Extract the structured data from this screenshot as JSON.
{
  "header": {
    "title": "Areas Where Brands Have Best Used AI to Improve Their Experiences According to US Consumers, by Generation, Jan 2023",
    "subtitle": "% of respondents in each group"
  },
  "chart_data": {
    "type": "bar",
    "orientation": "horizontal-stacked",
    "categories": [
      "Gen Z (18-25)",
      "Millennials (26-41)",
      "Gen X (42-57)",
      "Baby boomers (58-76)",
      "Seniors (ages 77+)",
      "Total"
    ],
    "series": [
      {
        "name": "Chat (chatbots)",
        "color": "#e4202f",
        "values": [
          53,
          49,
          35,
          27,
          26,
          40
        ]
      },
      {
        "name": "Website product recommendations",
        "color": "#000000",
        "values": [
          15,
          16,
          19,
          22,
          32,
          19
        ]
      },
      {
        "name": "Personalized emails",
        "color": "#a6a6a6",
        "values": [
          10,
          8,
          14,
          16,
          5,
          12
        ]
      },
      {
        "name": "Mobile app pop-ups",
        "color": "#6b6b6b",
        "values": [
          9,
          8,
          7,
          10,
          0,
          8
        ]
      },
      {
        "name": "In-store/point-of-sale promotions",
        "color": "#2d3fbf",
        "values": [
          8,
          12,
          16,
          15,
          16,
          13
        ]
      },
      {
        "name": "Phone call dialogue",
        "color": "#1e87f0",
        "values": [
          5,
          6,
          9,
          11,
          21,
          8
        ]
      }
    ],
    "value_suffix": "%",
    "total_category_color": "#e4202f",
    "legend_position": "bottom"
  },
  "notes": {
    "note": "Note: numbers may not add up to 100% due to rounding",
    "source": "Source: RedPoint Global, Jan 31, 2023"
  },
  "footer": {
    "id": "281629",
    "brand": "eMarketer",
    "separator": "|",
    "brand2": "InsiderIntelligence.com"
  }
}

⁂

#### TASK PROMPT:
Would you write down every record again, exactly?

#### ANSWER TO THE EXERCISE:
Extract the structured data from this screenshot as JSON.
{
  "header": {
    "title": "Areas Where Brands Have Best Used AI to Improve Their Experiences According to US Consumers, by Generation, Jan 2023",
    "subtitle": "% of respondents in each group"
  },
  "chart_data": {
    "type": "bar",
    "orientation": "horizontal-stacked",
    "categories": [
      "Gen Z (18-25)",
      "Millennials (26-41)",
      "Gen X (42-57)",
      "Baby boomers (58-76)",
      "Seniors (ages 77+)",
      "Total"
    ],
    "series": [
      {
        "name": "Chat (chatbots)",
        "color": "#e4202f",
        "values": [
          53,
          49,
          35,
          27,
          26,
          40
        ]
      },
      {
        "name": "Website product recommendations",
        "color": "#000000",
        "values": [
          15,
          16,
          19,
          22,
          32,
          19
        ]
      },
      {
        "name": "Personalized emails",
        "color": "#a6a6a6",
        "values": [
          10,
          8,
          14,
          16,
          5,
          12
        ]
      },
      {
        "name": "Mobile app pop-ups",
        "color": "#6b6b6b",
        "values": [
          9,
          8,
          7,
          10,
          0,
          8
        ]
      },
      {
        "name": "In-store/point-of-sale promotions",
        "color": "#2d3fbf",
        "values": [
          8,
          12,
          16,
          15,
          16,
          13
        ]
      },
      {
        "name": "Phone call dialogue",
        "color": "#1e87f0",
        "values": [
          5,
          6,
          9,
          11,
          21,
          8
        ]
      }
    ],
    "value_suffix": "%",
    "total_category_color": "#e4202f",
    "legend_position": "bottom"
  },
  "notes": {
    "note": "Note: numbers may not add up to 100% due to rounding",
    "source": "Source: RedPoint Global, Jan 31, 2023"
  },
  "footer": {
    "id": "281629",
    "brand": "eMarketer",
    "separator": "|",
    "brand2": "InsiderIntelligence.com"
  }
}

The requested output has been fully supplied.